--- BEGIN Data section ---

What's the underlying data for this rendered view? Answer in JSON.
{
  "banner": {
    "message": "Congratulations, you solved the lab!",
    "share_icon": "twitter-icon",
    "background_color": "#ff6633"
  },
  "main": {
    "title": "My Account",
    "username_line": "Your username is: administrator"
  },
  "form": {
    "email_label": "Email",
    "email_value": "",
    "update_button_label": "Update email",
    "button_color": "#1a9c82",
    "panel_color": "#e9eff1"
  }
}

--- END Data section ---

> _Aim_
Repeat the records above exactly, leaving none out.

> _Result_
What's the underlying data for this rendered view? Answer in JSON.
{
  "banner": {
    "message": "Congratulations, you solved the lab!",
    "share_icon": "twitter-icon",
    "background_color": "#ff6633"
  },
  "main": {
    "title": "My Account",
    "username_line": "Your username is: administrator"
  },
  "form": {
    "email_label": "Email",
    "email_value": "",
    "update_button_label": "Update email",
    "button_color": "#1a9c82",
    "panel_color": "#e9eff1"
  }
}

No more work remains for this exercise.